• _Aim of the exercise_
Reproduce all lines of the listing below in which the word "Juste" occurs.

• _Working data_

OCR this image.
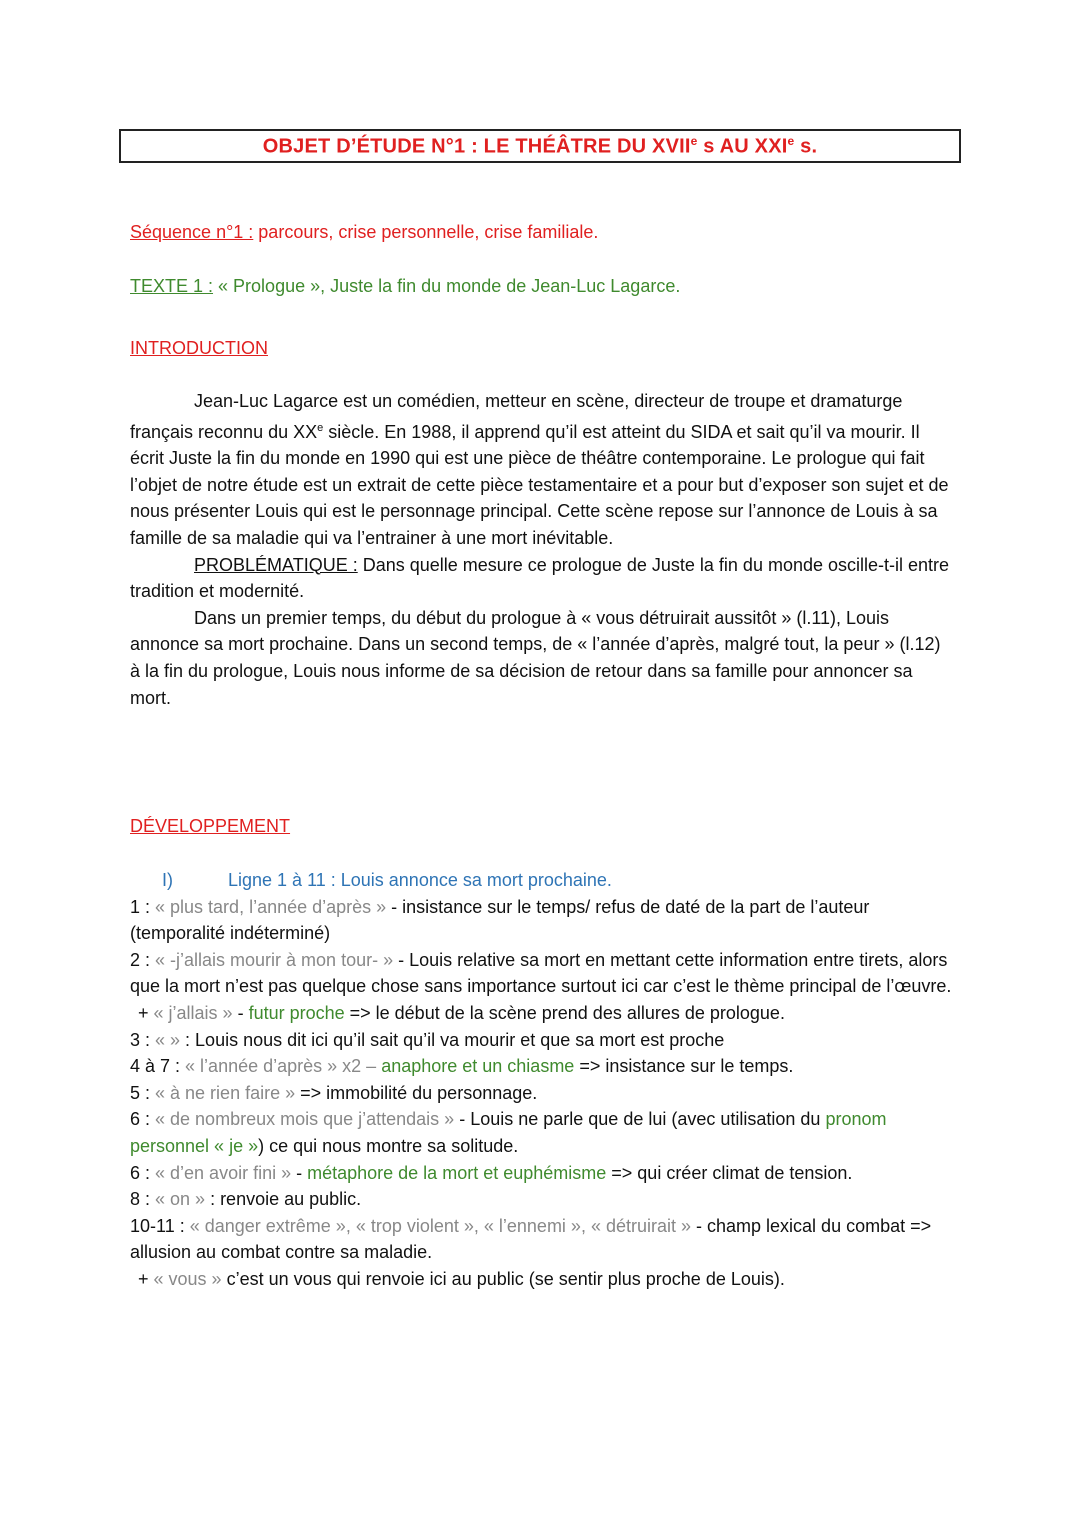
OBJET D’ÉTUDE N°1 : LE THÉÂTRE DU XVIIe s AU XXIe s.
Séquence n°1 : parcours, crise personnelle, crise familiale.
TEXTE 1 : « Prologue », Juste la fin du monde de Jean-Luc Lagarce.
INTRODUCTION

Jean-Luc Lagarce est un comédien, metteur en scène, directeur de troupe et dramaturge français reconnu du XXe siècle. En 1988, il apprend qu’il est atteint du SIDA et sait qu’il va mourir. Il écrit Juste la fin du monde en 1990 qui est une pièce de théâtre contemporaine. Le prologue qui fait l’objet de notre étude est un extrait de cette pièce testamentaire et a pour but d’exposer son sujet et de nous présenter Louis qui est le personnage principal. Cette scène repose sur l’annonce de Louis à sa famille de sa maladie qui va l’entrainer à une mort inévitable.

PROBLÉMATIQUE : Dans quelle mesure ce prologue de Juste la fin du monde oscille-t-il entre tradition et modernité.

Dans un premier temps, du début du prologue à « vous détruirait aussitôt » (l.11), Louis annonce sa mort prochaine. Dans un second temps, de « l’année d’après, malgré tout, la peur » (l.12) à la fin du prologue, Louis nous informe de sa décision de retour dans sa famille pour annoncer sa mort.

DÉVELOPPEMENT
I)	Ligne 1 à 11 : Louis annonce sa mort prochaine.
1 : « plus tard, l’année d’après » - insistance sur le temps/ refus de daté de la part de l’auteur (temporalité indéterminé)
2 : « -j’allais mourir à mon tour- » - Louis relative sa mort en mettant cette information entre tirets, alors que la mort n’est pas quelque chose sans importance surtout ici car c’est le thème principal de l’œuvre.
+ « j’allais » - futur proche => le début de la scène prend des allures de prologue.
3 : « » : Louis nous dit ici qu’il sait qu’il va mourir et que sa mort est proche
4 à 7 : « l’année d’après » x2 – anaphore et un chiasme => insistance sur le temps.
5 : « à ne rien faire » => immobilité du personnage.
6 : « de nombreux mois que j’attendais » - Louis ne parle que de lui (avec utilisation du pronom personnel « je ») ce qui nous montre sa solitude.
6 : « d’en avoir fini » - métaphore de la mort et euphémisme => qui créer climat de tension.
8 : « on » : renvoie au public.
10-11 : « danger extrême », « trop violent », « l’ennemi », « détruirait » - champ lexical du combat => allusion au combat contre sa maladie.
+ « vous » c’est un vous qui renvoie ici au public (se sentir plus proche de Louis).
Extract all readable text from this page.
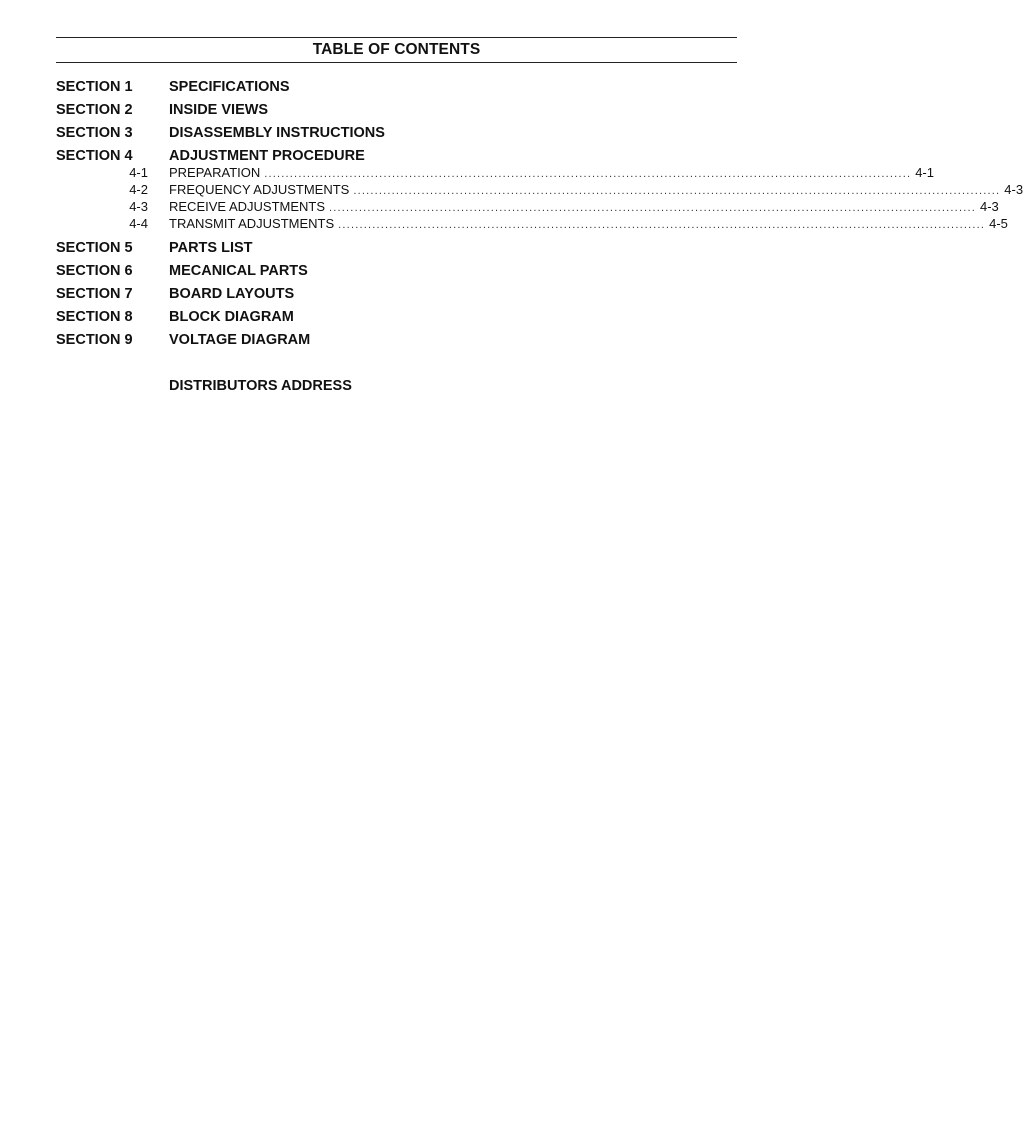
TABLE OF CONTENTS
SECTION 1	SPECIFICATIONS
SECTION 2	INSIDE VIEWS
SECTION 3	DISASSEMBLY INSTRUCTIONS
SECTION 4	ADJUSTMENT PROCEDURE
4-1 PREPARATION ........................................................................................................................................................ 4-1
4-2 FREQUENCY ADJUSTMENTS ........................................................................................................................................................ 4-3
4-3 RECEIVE ADJUSTMENTS ........................................................................................................................................................ 4-3
4-4 TRANSMIT ADJUSTMENTS ........................................................................................................................................................ 4-5
SECTION 5	PARTS LIST
SECTION 6	MECANICAL PARTS
SECTION 7	BOARD LAYOUTS
SECTION 8	BLOCK DIAGRAM
SECTION 9	VOLTAGE DIAGRAM
DISTRIBUTORS ADDRESS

• _Exercise answer_
TEXTE 1 : « Prologue », Juste la fin du monde de Jean-Luc Lagarce.
Jean-Luc Lagarce est un comédien, metteur en scène, directeur de troupe et dramaturge français reconnu du XXe siècle. En 1988, il apprend qu’il est atteint du SIDA et sait qu’il va mourir. Il écrit Juste la fin du monde en 1990 qui est une pièce de théâtre contemporaine. Le prologue qui fait l’objet de notre étude est un extrait de cette pièce testamentaire et a pour but d’exposer son sujet et de nous présenter Louis qui est le personnage principal. Cette scène repose sur l’annonce de Louis à sa famille de sa maladie qui va l’entrainer à une mort inévitable.
PROBLÉMATIQUE : Dans quelle mesure ce prologue de Juste la fin du monde oscille-t-il entre tradition et modernité.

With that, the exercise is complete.